Goal of the exercise. Return a copy of each line that holds the string "dwóch".

Given entries.
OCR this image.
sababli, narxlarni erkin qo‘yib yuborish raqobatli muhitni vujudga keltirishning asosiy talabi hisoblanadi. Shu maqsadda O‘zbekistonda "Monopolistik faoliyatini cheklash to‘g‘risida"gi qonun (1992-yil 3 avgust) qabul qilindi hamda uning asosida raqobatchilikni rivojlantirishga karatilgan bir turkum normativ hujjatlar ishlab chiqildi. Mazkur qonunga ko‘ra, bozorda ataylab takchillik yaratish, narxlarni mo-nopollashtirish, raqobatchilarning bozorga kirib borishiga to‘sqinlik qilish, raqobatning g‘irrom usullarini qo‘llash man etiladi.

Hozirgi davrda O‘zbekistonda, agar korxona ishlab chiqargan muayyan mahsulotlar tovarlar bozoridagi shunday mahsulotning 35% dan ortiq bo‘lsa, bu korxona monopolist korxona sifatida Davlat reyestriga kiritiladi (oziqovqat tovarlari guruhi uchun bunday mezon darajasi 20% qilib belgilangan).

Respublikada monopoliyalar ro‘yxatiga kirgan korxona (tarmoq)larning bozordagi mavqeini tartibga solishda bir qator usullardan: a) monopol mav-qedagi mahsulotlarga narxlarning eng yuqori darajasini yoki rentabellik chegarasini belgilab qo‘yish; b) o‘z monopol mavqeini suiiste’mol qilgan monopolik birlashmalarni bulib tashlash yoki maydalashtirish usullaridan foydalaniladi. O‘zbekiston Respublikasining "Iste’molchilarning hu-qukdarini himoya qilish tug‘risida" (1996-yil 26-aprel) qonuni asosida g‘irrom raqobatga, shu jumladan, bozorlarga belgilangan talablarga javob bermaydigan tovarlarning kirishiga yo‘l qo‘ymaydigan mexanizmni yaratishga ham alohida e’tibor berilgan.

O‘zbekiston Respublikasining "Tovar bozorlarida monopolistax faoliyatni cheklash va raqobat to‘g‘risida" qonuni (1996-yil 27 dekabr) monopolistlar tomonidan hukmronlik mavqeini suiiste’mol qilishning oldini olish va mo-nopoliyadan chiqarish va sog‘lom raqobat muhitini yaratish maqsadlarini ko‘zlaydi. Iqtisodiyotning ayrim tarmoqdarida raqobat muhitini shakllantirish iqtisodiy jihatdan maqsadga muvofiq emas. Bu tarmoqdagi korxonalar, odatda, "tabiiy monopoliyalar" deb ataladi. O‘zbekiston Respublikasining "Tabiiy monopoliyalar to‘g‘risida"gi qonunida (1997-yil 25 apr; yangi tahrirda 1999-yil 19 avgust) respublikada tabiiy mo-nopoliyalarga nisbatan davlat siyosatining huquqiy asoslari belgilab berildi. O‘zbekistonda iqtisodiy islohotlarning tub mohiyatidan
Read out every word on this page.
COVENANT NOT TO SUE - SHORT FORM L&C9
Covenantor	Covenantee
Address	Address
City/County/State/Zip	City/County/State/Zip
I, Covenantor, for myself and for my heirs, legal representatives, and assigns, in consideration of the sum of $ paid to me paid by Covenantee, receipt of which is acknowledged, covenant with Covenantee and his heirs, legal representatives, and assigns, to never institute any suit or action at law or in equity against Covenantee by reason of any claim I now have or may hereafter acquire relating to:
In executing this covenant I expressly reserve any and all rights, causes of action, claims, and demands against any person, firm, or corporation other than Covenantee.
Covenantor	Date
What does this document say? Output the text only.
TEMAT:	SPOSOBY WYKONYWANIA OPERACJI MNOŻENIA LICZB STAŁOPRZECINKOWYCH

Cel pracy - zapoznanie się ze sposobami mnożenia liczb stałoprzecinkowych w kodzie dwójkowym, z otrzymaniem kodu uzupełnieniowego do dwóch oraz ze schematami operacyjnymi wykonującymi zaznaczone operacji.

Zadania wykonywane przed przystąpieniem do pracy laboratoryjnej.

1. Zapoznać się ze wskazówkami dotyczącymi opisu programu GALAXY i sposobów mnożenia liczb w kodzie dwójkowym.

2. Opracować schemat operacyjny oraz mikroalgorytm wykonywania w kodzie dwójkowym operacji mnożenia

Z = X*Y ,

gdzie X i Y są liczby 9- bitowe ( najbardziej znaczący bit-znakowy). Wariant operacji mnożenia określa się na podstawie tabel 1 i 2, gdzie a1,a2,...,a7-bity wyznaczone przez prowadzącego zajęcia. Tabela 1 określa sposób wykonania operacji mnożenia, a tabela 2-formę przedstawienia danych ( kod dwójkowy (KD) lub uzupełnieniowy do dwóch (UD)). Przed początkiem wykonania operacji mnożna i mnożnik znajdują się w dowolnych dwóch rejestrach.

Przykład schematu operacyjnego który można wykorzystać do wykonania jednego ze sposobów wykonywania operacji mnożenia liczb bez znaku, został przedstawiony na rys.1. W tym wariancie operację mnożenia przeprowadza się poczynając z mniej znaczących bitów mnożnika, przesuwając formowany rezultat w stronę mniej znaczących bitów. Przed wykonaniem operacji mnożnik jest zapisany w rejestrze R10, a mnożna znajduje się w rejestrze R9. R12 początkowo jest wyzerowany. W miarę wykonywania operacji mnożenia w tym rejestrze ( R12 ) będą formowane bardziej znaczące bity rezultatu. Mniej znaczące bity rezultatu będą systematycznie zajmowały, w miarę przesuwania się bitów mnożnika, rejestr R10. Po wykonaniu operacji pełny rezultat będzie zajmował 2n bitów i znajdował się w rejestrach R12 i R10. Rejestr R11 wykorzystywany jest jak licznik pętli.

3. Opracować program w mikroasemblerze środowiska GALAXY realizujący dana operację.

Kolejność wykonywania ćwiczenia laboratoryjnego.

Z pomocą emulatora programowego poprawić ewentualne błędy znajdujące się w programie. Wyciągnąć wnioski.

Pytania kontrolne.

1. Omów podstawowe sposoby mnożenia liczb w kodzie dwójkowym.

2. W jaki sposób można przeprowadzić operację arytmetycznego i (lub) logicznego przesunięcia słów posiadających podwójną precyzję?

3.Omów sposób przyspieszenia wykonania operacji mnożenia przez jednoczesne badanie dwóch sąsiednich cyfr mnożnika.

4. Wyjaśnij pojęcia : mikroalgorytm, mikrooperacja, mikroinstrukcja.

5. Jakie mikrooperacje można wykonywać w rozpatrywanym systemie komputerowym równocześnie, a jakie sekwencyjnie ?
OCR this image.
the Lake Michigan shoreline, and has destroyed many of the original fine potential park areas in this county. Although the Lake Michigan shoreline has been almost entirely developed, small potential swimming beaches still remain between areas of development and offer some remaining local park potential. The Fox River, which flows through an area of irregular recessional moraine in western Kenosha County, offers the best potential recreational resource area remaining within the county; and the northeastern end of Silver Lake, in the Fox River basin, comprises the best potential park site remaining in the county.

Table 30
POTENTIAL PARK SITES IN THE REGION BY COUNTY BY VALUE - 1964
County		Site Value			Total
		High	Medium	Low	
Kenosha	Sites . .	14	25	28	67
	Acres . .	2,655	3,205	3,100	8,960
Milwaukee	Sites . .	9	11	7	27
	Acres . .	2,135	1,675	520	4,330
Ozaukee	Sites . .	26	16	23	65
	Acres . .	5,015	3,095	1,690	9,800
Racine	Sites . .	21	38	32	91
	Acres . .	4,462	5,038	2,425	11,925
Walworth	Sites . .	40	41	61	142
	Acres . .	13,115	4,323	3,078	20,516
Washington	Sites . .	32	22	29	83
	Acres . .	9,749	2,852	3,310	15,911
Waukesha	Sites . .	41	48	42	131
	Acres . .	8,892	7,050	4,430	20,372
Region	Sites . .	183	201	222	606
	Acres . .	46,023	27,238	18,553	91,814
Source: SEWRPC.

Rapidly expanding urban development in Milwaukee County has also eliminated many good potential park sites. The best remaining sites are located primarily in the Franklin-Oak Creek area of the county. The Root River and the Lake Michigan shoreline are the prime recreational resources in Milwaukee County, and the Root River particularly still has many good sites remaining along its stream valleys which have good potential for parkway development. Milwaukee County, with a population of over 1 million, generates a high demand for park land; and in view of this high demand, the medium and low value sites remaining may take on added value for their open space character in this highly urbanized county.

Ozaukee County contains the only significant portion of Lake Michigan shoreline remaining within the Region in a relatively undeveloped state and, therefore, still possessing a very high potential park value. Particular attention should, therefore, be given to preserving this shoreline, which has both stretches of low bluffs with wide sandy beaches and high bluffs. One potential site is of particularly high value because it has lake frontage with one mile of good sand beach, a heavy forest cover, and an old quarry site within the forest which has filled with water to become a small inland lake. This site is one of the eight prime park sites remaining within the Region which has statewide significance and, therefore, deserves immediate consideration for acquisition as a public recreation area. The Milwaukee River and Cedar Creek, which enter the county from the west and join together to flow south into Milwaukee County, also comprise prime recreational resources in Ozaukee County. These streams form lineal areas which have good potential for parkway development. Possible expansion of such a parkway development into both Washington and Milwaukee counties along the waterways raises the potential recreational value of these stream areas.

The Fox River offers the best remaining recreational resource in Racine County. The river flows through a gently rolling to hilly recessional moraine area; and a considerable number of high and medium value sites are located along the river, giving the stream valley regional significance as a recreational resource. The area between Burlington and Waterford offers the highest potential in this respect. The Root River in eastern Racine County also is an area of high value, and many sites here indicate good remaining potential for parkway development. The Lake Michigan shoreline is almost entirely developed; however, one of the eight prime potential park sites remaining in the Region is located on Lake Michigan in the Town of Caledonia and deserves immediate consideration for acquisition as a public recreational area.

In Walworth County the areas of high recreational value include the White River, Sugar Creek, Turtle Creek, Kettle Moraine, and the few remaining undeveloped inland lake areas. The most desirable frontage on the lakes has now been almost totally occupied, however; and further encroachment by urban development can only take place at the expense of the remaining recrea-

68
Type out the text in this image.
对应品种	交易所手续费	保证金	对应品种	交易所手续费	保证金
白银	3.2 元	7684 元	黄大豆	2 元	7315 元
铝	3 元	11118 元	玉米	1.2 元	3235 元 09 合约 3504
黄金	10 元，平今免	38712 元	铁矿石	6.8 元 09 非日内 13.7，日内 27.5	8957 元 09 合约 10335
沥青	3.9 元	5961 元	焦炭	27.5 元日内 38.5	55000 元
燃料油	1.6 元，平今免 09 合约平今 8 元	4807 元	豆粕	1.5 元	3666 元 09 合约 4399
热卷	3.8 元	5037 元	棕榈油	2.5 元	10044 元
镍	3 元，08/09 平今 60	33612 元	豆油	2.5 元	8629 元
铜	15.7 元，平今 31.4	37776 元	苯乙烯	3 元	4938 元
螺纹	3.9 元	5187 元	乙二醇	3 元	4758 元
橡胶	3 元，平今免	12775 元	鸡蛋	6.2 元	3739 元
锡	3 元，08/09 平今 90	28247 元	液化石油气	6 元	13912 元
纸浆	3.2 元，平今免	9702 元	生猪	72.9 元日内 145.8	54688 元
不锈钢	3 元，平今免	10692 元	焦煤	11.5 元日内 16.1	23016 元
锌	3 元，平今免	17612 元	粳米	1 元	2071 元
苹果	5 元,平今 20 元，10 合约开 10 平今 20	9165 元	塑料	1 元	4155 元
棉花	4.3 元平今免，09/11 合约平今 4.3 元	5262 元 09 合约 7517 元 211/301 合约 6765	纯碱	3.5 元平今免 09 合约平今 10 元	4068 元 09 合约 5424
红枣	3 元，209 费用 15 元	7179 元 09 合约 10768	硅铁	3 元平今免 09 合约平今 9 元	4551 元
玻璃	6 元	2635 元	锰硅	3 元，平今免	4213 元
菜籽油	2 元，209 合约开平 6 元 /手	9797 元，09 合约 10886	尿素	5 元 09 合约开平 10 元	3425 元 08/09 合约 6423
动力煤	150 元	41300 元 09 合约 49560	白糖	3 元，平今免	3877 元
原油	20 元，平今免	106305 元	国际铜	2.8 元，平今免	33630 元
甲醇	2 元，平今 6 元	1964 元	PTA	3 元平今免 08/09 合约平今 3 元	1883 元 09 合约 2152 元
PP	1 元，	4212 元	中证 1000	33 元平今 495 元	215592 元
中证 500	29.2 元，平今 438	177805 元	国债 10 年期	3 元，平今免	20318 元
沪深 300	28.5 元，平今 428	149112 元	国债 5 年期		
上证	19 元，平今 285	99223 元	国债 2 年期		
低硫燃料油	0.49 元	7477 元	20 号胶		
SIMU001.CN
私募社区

Task result.
Cel pracy - zapoznanie się ze sposobami mnożenia liczb stałoprzecinkowych w kodzie dwójkowym, z otrzymaniem kodu uzupełnieniowego do dwóch oraz ze schematami operacyjnymi wykonującymi zaznaczone operacji.
gdzie X i Y są liczby 9- bitowe ( najbardziej znaczący bit-znakowy). Wariant operacji mnożenia określa się na podstawie tabel 1 i 2, gdzie a1,a2,...,a7-bity wyznaczone przez prowadzącego zajęcia. Tabela 1 określa sposób wykonania operacji mnożenia, a tabela 2-formę przedstawienia danych ( kod dwójkowy (KD) lub uzupełnieniowy do dwóch (UD)). Przed początkiem wykonania operacji mnożna i mnożnik znajdują się w dowolnych dwóch rejestrach.
3.Omów sposób przyspieszenia wykonania operacji mnożenia przez jednoczesne badanie dwóch sąsiednich cyfr mnożnika.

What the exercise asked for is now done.